→ GIVEN PROBLEM: Count every line of the material that holds the string "پروازهای". Respond with the total only.

==================================================

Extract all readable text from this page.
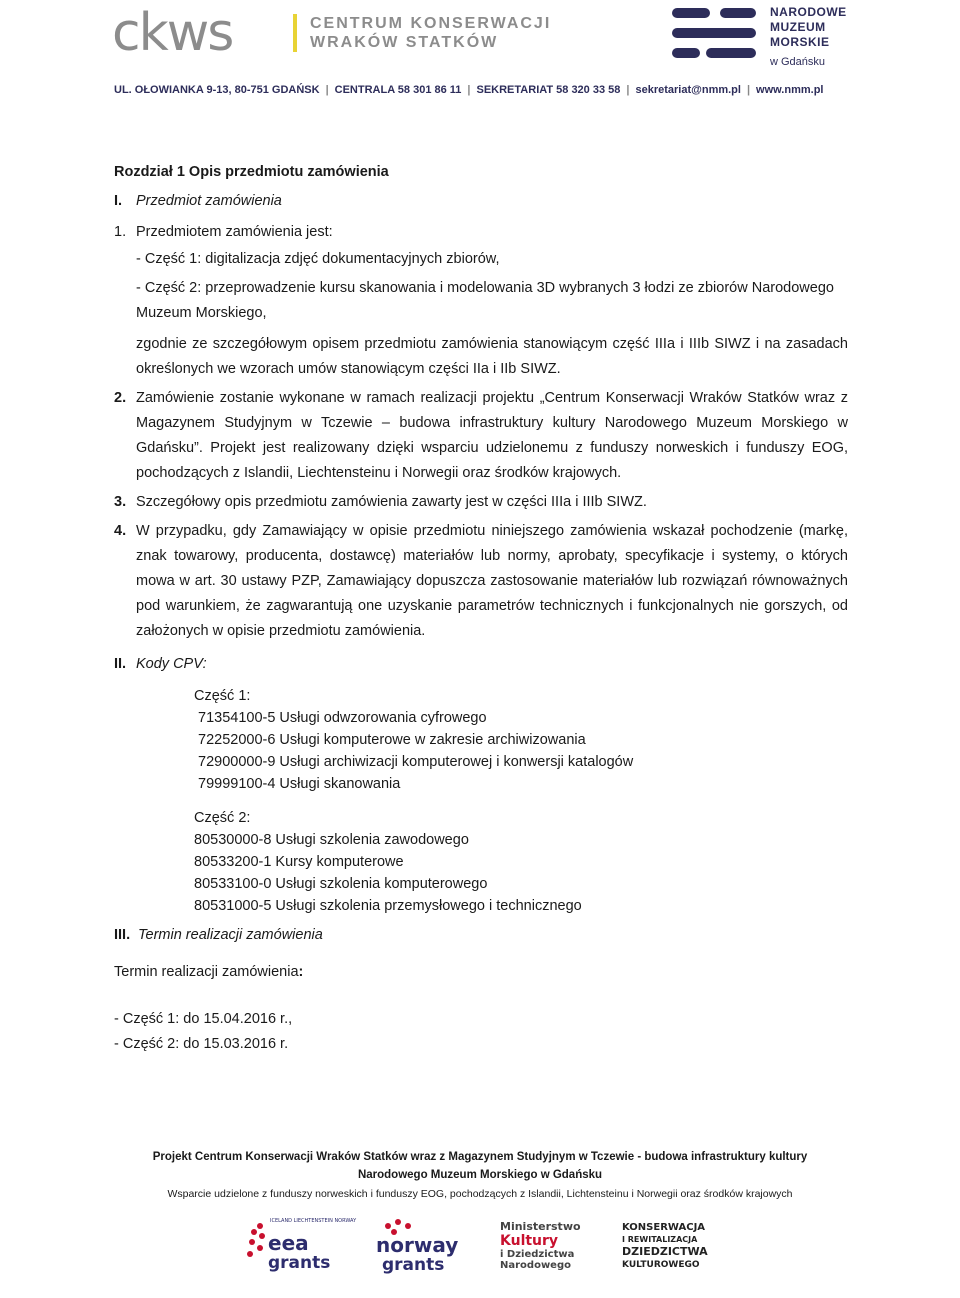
ckws	CENTRUM KONSERWACJI
WRAKÓW STATKÓW
NARODOWE
MUZEUM
MORSKIE
w Gdańsku
UL. OŁOWIANKA 9-13, 80-751 GDAŃSK | CENTRALA 58 301 86 11 | SEKRETARIAT 58 320 33 58 | sekretariat@nmm.pl | www.nmm.pl
Rozdział 1 Opis przedmiotu zamówienia
I. Przedmiot zamówienia
1. Przedmiotem zamówienia jest:
- Część 1: digitalizacja zdjęć dokumentacyjnych zbiorów,
- Część 2: przeprowadzenie kursu skanowania i modelowania 3D wybranych 3 łodzi ze zbiorów Narodowego Muzeum Morskiego,
zgodnie ze szczegółowym opisem przedmiotu zamówienia stanowiącym część IIIa i IIIb SIWZ i na zasadach określonych we wzorach umów stanowiącym części IIa i IIb SIWZ.
2. Zamówienie zostanie wykonane w ramach realizacji projektu „Centrum Konserwacji Wraków Statków wraz z Magazynem Studyjnym w Tczewie – budowa infrastruktury kultury Narodowego Muzeum Morskiego w Gdańsku”. Projekt jest realizowany dzięki wsparciu udzielonemu z funduszy norweskich i funduszy EOG, pochodzących z Islandii, Liechtensteinu i Norwegii oraz środków krajowych.
3. Szczegółowy opis przedmiotu zamówienia zawarty jest w części IIIa i IIIb SIWZ.
4. W przypadku, gdy Zamawiający w opisie przedmiotu niniejszego zamówienia wskazał pochodzenie (markę, znak towarowy, producenta, dostawcę) materiałów lub normy, aprobaty, specyfikacje i systemy, o których mowa w art. 30 ustawy PZP, Zamawiający dopuszcza zastosowanie materiałów lub rozwiązań równoważnych pod warunkiem, że zagwarantują one uzyskanie parametrów technicznych i funkcjonalnych nie gorszych, od założonych w opisie przedmiotu zamówienia.
II. Kody CPV:
Część 1:
71354100-5 Usługi odwzorowania cyfrowego
72252000-6 Usługi komputerowe w zakresie archiwizowania
72900000-9 Usługi archiwizacji komputerowej i konwersji katalogów
79999100-4 Usługi skanowania
Część 2:
80530000-8 Usługi szkolenia zawodowego
80533200-1 Kursy komputerowe
80533100-0 Usługi szkolenia komputerowego
80531000-5 Usługi szkolenia przemysłowego i technicznego
III. Termin realizacji zamówienia
Termin realizacji zamówienia:
- Część 1: do 15.04.2016 r.,
- Część 2: do 15.03.2016 r.
Projekt Centrum Konserwacji Wraków Statków wraz z Magazynem Studyjnym w Tczewie - budowa infrastruktury kultury
Narodowego Muzeum Morskiego w Gdańsku
Wsparcie udzielone z funduszy norweskich i funduszy EOG, pochodzących z Islandii, Lichtensteinu i Norwegii oraz środków krajowych
ICELAND LIECHTENSTEIN NORWAY
eea
grants
norway
grants
Ministerstwo
Kultury
i Dziedzictwa
Narodowego
KONSERWACJA
I REWITALIZACJA
DZIEDZICTWA
KULTUROWEGO
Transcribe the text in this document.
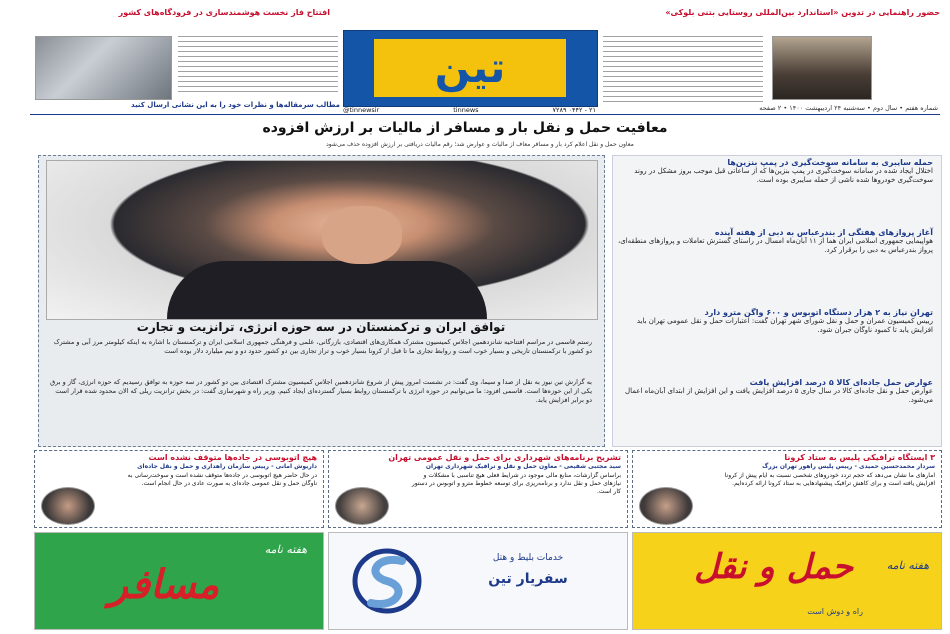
افتتاح فاز نخست هوشمندسازی در فرودگاه‌های کشور	حضور راهنمایی در تدوین «استاندارد بین‌المللی روستایی بتنی بلوکی»
مطالب سرمقاله‌ها و نظرات خود را به این نشانی ارسال کنید
تین
@tinnewsir	tinnews	۷۲۸۹ ۰۴۴۲ - ۲۱	شماره هفتم • سال دوم • سه‌شنبه ۲۴ اردیبهشت ۱۴۰۰ • ۲ صفحه
معافیت حمل و نقل بار و مسافر از مالیات بر ارزش افزوده
معاون حمل و نقل اعلام کرد بار و مسافر معاف از مالیات و عوارض شد؛ رقم مالیات دریافتی بر ارزش افزوده حذف می‌شود
توافق ایران و ترکمنستان در سه حوزه انرژی، ترانزیت و تجارت
رستم قاسمی در مراسم افتتاحیه شانزدهمین اجلاس کمیسیون مشترک همکاری‌های اقتصادی، بازرگانی، علمی و فرهنگی جمهوری اسلامی ایران و ترکمنستان با اشاره به اینکه کیلومتر مرز آبی و مشترک دو کشور با ترکمنستان تاریخی و بسیار خوب است و روابط تجاری ما تا قبل از کرونا بسیار خوب و تراز تجاری بین دو کشور حدود دو و نیم میلیارد دلار بوده است
به گزارش تین نیوز به نقل از صدا و سیما، وی گفت: در نشست امروز پیش از شروع شانزدهمین اجلاس کمیسیون مشترک اقتصادی بین دو کشور در سه حوزه به توافق رسیدیم که حوزه انرژی، گاز و برق یکی از این حوزه‌ها است. قاسمی افزود: ما می‌توانیم در حوزه انرژی با ترکمنستان روابط بسیار گسترده‌ای ایجاد کنیم. وزیر راه و شهرسازی گفت: در بخش ترانزیت ریلی که الان محدود شده قرار است دو برابر افزایش یابد.
حمله سایبری به سامانه سوخت‌گیری در پمپ بنزین‌ها
اختلال ایجاد شده در سامانه سوخت‌گیری در پمپ بنزین‌ها که از ساعاتی قبل موجب بروز مشکل در روند سوخت‌گیری خودروها شده ناشی از حمله سایبری بوده است.
آغاز پروازهای هفتگی از بندرعباس به دبی از هفته آینده
هواپیمایی جمهوری اسلامی ایران هما از ۱۱ آبان‌ماه امسال در راستای گسترش تعاملات و پروازهای منطقه‌ای، پرواز بندرعباس به دبی را برقرار کرد.
تهران نیاز به ۲ هزار دستگاه اتوبوس و ۶۰۰ واگن مترو دارد
رییس کمیسیون عمران و حمل و نقل شورای شهر تهران گفت: اعتبارات حمل و نقل عمومی تهران باید افزایش یابد تا کمبود ناوگان جبران شود.
عوارض حمل جاده‌ای کالا ۵ درصد افزایش یافت
عوارض حمل و نقل جاده‌ای کالا در سال جاری ۵ درصد افزایش یافت و این افزایش از ابتدای آبان‌ماه اعمال می‌شود.
۳ ایستگاه ترافیکی پلیس به ستاد کرونا
سردار محمدحسین حمیدی - رییس پلیس راهور تهران بزرگ
آمارهای ما نشان می‌دهد که حجم تردد خودروهای شخصی نسبت به ایام پیش از کرونا افزایش یافته است و برای کاهش ترافیک پیشنهادهایی به ستاد کرونا ارائه کرده‌ایم.
تشریح برنامه‌های شهرداری برای حمل و نقل عمومی تهران
سید مجتبی شفیعی - معاون حمل و نقل و ترافیک شهرداری تهران
براساس گزارشات، منابع مالی موجود در شرایط فعلی هیچ تناسبی با مشکلات و نیازهای حمل و نقل ندارد و برنامه‌ریزی برای توسعه خطوط مترو و اتوبوس در دستور کار است.
هیچ اتوبوسی در جاده‌ها متوقف نشده است
داریوش امانی - رییس سازمان راهداری و حمل و نقل جاده‌ای
در حال حاضر هیچ اتوبوسی در جاده‌ها متوقف نشده است و سوخت‌رسانی به ناوگان حمل و نقل عمومی جاده‌ای به صورت عادی در حال انجام است.
هفته نامه
حمل و نقل
راه و دوش است
خدمات بلیط و هتل
سفریار تین
هفته نامه
مسافر
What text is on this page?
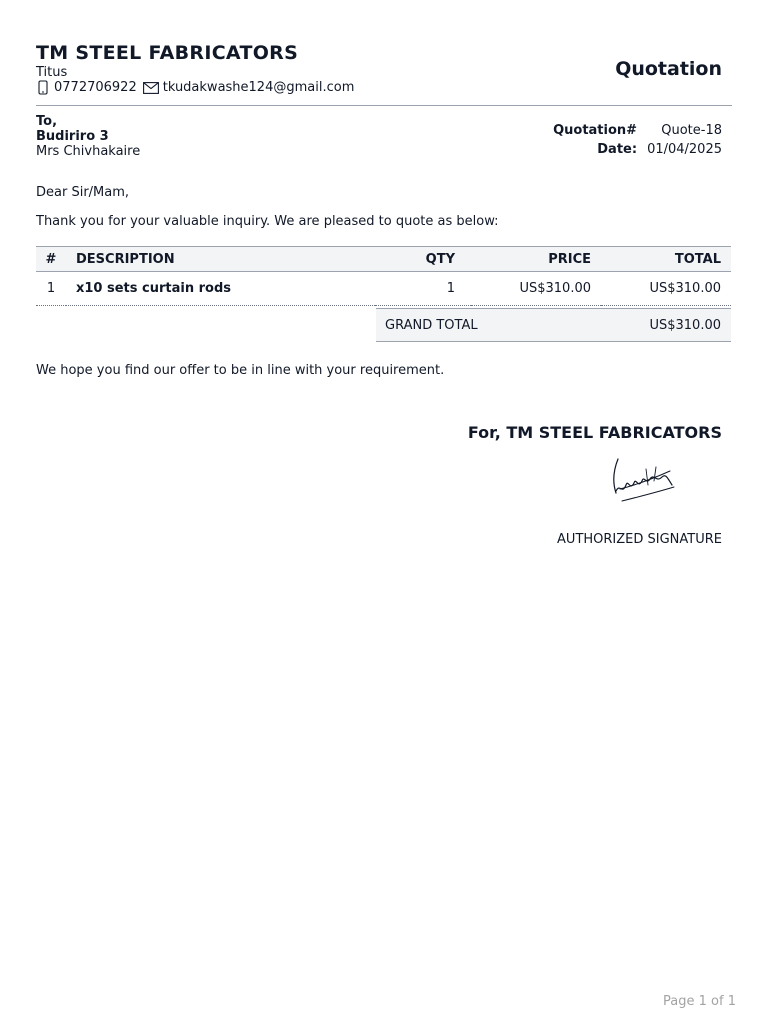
TM STEEL FABRICATORS
Titus
0772706922 tkudakwashe124@gmail.com
Quotation
To,
Budiriro 3
Mrs Chivhakaire
Quotation#	Quote-18
Date:	01/04/2025
Dear Sir/Mam,
Thank you for your valuable inquiry. We are pleased to quote as below:
#	DESCRIPTION	QTY	PRICE	TOTAL
1	x10 sets curtain rods	1	US$310.00	US$310.00
GRAND TOTAL	US$310.00
We hope you find our offer to be in line with your requirement.
For, TM STEEL FABRICATORS
AUTHORIZED SIGNATURE
Page 1 of 1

==================================================

→ COMPLETE ANSWER: 2